◆ **Selected passage**
In [74]:
import jax.numpy as jnp
from jax import lax
import jax
import torch
import torch.autograd.functional as F
torch_jvp = F.jvp

## Cases
$$
\newcommand{\d}{{\mathrm{d}}}
\newcommand{\A}{{\mathbf{A}}}
\newcommand{\U}{{\mathbf{U}}}
\newcommand{\S}{{\mathbf{S}}}
\newcommand{\V}{{\mathbf{V}}}
\newcommand{\F}{{\mathbf{F}}}
\newcommand{\I}{{\mathbf{I}}}
\newcommand{\dA}{{\d\A}}
\newcommand{\dU}{{\d\U}}
\newcommand{\dS}{{\d\S}}
\newcommand{\dV}{{\d\V}}
\newcommand{\Ut}{{\U^{\top}}}
\newcommand{\Vt}{{\V^{\top}}}
\newcommand{\Vh}{{\V^{H}}}
\newcommand{\dAt}{{\dA^{\top}}}
\newcommand{\dVt}{{\dV^{\top}}}
\newcommand{\gA}{{\overline{\A}}}
\newcommand{\gU}{{\overline{\U}}}
\newcommand{\gUt}{{\gU^{\top}}}
\newcommand{\gS}{{\overline{\S}}}
\newcommand{\gSt}{{\gS^{\top}}}
\newcommand{\gV}{{\overline{\V}}}
\newcommand{\gVt}{{\gV^{\top}}}
$$
The derivative of the SVD operation is determined by

1. Computing the full SVD vs the "thin"/"partial" SVD
2. Computing the complete factorization $\U\S\Vh$ vs computing just the singular values $\S$
3. complex vs real inputs

These cases create 8 different cases for the SVD derivative each with separate differential formulas for forward mode AD update and adjoint formula for the reverse mode AD update.

◆ **Activities**
[1] According to the SVD derivative passage, how many different cases for the SVD derivative do the listed factors create?
[2] Please reproduce the SVD derivative passage from "These cases create" to "mode AD update.".
The records aren't required for the work on the SVD derivative passage.

◆ **Material provided**
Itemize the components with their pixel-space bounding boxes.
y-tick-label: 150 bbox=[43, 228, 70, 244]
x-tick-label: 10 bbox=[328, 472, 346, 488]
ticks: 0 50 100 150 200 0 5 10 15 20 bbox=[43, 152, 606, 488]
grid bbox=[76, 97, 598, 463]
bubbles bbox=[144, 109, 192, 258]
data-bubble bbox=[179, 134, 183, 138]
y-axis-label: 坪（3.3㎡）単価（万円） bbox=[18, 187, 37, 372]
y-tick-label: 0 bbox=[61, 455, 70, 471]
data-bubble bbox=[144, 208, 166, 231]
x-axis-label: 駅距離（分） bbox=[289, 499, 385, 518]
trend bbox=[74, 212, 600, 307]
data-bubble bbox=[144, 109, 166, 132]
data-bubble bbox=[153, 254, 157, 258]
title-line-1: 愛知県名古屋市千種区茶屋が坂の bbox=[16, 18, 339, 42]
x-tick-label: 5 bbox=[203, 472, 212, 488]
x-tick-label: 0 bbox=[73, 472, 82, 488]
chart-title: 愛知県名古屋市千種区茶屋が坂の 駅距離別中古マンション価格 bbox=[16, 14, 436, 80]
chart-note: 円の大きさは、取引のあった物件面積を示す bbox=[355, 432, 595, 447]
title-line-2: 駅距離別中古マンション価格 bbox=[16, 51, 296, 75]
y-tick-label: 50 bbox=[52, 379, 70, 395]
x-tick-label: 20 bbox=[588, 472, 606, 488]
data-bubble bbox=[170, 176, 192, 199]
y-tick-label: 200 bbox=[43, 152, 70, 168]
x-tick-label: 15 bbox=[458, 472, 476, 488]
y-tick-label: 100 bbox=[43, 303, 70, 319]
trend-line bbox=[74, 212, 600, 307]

◆ **List of solutions**
[1] 8 different cases.

[2]
These cases create 8 different cases for the SVD derivative each with separate differential formulas for forward mode AD update and adjoint formula for the reverse mode AD update.